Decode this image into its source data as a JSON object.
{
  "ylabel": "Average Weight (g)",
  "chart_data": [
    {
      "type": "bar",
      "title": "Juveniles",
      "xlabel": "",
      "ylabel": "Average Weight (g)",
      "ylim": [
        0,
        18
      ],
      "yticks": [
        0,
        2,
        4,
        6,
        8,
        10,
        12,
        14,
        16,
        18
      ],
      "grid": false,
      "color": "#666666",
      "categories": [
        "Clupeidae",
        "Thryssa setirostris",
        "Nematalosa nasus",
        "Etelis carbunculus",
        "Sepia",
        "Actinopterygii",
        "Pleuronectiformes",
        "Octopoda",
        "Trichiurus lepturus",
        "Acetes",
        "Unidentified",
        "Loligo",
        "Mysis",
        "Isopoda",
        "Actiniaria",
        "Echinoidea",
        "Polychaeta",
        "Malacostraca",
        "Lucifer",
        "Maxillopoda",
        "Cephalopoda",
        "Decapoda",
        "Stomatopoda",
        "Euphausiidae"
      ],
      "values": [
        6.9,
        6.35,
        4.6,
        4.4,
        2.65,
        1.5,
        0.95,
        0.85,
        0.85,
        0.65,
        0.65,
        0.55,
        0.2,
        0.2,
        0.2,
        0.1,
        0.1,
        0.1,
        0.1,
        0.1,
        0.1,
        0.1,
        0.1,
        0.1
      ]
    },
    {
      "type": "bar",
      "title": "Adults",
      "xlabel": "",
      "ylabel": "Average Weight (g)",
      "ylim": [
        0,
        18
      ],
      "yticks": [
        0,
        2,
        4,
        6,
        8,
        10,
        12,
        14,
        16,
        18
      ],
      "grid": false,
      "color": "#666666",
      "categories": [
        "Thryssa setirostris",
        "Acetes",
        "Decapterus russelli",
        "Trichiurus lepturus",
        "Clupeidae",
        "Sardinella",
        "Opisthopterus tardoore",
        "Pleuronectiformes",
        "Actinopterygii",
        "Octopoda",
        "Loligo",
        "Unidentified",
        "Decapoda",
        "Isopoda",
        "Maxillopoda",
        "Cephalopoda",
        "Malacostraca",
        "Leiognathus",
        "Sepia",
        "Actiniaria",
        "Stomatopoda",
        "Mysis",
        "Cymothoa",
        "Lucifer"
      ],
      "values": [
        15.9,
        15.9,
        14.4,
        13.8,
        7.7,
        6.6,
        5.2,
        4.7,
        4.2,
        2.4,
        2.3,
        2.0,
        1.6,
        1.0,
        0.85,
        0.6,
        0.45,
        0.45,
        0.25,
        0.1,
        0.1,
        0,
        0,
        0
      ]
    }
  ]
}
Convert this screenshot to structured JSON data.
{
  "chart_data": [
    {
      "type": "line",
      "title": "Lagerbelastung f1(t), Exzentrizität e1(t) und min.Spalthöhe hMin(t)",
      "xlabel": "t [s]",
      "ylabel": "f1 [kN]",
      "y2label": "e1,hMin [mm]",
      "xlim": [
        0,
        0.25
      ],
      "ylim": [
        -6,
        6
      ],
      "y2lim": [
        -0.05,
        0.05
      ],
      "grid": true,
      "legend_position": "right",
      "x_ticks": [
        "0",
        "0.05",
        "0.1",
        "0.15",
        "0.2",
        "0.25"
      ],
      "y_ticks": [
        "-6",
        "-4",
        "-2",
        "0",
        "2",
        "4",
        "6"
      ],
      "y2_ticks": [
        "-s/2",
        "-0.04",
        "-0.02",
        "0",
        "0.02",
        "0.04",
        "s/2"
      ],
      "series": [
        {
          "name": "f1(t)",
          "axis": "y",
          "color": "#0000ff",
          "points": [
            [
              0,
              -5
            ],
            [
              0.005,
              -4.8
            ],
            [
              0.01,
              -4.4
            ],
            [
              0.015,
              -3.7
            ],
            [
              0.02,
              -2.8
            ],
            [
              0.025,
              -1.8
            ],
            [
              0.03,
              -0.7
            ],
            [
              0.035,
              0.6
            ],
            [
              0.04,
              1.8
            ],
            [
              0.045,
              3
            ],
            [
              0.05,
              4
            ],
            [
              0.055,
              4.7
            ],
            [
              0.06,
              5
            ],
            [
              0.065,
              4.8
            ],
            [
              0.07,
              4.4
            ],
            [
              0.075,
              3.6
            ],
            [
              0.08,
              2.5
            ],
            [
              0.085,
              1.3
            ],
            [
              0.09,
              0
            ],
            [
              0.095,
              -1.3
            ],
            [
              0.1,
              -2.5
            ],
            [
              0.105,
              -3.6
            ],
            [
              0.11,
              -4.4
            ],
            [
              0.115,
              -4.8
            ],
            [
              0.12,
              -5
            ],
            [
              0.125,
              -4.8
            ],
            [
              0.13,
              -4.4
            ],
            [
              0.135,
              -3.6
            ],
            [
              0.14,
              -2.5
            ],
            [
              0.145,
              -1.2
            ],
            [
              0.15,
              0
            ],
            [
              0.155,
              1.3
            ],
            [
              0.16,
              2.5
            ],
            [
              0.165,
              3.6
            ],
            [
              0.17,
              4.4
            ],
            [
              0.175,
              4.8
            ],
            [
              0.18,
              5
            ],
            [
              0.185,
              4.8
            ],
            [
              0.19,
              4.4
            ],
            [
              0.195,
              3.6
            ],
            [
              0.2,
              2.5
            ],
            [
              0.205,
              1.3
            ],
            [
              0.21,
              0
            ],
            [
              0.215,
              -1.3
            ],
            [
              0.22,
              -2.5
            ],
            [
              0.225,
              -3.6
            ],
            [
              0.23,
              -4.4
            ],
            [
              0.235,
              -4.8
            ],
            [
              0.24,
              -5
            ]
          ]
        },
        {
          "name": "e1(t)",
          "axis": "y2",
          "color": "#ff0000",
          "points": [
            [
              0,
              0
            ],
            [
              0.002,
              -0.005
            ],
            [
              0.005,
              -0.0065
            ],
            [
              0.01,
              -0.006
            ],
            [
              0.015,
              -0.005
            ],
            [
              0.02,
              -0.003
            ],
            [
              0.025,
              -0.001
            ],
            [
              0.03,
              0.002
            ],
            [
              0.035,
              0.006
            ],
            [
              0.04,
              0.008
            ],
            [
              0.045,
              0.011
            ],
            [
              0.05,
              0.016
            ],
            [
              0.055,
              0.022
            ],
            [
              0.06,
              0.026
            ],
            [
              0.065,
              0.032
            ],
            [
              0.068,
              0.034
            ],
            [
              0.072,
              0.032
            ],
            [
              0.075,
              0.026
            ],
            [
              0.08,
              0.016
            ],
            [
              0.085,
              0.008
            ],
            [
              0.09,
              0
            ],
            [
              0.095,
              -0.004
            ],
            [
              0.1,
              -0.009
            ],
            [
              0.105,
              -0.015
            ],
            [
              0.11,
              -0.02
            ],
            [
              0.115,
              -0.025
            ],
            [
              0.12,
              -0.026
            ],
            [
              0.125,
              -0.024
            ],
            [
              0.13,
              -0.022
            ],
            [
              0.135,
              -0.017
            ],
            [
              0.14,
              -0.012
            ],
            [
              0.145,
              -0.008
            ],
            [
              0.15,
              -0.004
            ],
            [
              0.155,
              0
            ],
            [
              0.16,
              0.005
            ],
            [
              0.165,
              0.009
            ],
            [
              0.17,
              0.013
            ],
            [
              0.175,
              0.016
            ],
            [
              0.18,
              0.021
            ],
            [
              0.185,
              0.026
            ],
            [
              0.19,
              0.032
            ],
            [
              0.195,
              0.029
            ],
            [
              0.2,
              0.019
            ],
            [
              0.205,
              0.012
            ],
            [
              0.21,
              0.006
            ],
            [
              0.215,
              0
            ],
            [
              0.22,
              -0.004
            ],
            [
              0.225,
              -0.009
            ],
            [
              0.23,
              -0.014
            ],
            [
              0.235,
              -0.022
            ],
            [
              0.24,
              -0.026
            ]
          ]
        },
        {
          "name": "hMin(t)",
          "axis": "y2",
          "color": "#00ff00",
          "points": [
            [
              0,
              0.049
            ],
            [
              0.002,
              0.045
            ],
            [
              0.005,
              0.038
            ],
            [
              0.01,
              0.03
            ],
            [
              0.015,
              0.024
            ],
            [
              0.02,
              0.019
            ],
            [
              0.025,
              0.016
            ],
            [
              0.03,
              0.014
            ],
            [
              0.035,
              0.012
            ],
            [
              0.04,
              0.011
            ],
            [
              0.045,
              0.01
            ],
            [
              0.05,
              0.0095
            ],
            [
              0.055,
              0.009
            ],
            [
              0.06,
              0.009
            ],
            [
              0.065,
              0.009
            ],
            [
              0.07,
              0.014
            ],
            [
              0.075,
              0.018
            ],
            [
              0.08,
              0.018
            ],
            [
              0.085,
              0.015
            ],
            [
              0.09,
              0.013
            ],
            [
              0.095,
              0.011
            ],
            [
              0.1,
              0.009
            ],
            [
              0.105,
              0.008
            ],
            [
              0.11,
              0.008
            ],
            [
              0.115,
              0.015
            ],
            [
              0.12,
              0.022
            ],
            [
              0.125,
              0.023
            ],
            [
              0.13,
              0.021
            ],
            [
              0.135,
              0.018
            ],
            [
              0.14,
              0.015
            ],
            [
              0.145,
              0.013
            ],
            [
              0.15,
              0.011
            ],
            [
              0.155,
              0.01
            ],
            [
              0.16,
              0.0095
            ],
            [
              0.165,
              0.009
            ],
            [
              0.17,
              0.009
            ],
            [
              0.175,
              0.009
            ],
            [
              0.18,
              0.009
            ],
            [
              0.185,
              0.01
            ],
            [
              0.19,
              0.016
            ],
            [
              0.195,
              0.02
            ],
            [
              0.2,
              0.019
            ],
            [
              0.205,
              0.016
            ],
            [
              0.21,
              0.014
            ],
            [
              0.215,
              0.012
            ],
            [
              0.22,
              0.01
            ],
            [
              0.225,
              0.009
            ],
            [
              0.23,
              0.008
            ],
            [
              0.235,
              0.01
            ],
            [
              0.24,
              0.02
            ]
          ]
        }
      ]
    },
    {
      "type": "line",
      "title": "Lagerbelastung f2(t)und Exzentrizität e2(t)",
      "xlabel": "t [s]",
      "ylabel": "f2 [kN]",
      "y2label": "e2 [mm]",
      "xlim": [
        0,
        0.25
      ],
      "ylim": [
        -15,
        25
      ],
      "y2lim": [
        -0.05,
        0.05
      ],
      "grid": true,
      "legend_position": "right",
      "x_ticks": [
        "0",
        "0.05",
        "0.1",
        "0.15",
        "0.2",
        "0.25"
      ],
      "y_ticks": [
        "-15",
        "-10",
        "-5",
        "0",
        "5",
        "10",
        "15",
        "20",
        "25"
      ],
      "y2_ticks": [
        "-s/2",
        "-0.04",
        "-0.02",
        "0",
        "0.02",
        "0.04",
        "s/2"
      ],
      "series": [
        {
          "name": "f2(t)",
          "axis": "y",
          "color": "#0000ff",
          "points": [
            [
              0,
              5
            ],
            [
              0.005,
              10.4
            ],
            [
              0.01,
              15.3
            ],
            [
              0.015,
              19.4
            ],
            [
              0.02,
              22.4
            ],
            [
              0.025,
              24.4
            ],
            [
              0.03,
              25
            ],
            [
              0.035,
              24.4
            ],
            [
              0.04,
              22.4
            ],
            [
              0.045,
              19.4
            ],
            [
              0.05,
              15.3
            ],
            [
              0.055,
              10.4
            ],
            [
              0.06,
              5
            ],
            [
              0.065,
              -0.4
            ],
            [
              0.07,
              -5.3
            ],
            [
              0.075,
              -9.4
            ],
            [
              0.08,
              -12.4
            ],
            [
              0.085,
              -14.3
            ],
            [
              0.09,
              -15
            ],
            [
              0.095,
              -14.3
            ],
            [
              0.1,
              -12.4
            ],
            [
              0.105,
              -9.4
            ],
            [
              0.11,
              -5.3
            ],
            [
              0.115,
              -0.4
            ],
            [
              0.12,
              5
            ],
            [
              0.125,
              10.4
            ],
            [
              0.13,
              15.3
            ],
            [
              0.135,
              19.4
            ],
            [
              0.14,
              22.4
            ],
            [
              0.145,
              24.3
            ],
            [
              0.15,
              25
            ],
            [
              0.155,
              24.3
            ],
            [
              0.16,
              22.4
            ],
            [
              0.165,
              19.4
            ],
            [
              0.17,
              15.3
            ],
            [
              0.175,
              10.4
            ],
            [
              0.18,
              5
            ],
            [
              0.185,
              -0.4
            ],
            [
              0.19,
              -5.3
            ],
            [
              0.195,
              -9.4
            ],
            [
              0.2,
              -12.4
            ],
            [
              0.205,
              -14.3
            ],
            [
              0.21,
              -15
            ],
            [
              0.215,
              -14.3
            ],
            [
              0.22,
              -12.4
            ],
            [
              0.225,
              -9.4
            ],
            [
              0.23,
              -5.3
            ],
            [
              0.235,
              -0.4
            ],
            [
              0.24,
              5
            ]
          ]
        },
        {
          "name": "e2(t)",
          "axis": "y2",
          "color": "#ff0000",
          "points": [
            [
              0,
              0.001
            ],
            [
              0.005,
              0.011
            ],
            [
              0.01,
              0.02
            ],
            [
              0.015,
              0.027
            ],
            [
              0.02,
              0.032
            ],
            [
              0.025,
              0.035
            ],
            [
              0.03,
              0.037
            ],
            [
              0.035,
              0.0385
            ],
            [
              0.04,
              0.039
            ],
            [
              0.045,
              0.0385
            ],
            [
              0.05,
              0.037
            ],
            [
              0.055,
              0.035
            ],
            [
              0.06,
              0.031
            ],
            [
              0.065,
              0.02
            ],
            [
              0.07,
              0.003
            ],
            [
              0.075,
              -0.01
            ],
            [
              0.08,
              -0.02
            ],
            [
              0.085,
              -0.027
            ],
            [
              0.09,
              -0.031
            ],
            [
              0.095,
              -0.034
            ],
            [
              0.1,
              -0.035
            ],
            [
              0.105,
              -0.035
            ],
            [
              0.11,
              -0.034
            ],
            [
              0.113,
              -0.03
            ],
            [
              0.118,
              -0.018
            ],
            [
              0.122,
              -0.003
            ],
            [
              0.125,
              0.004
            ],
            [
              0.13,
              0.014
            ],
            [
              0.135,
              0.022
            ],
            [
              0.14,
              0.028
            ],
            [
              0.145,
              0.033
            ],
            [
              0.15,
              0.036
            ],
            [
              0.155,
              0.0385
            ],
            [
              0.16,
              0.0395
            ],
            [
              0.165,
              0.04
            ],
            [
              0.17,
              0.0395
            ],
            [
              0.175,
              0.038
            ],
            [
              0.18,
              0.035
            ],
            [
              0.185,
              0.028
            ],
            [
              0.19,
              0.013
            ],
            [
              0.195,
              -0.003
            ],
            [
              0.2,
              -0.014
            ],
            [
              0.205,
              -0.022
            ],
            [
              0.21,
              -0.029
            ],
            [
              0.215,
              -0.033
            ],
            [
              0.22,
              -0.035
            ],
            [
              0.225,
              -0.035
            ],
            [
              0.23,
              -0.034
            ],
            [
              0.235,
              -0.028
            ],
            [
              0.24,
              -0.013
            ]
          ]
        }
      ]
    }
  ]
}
···
Keep only the lines that hold the string "this", and copy them out.

Decode this image into its source data as a JSON object.
Convert this screenshot to structured JSON data.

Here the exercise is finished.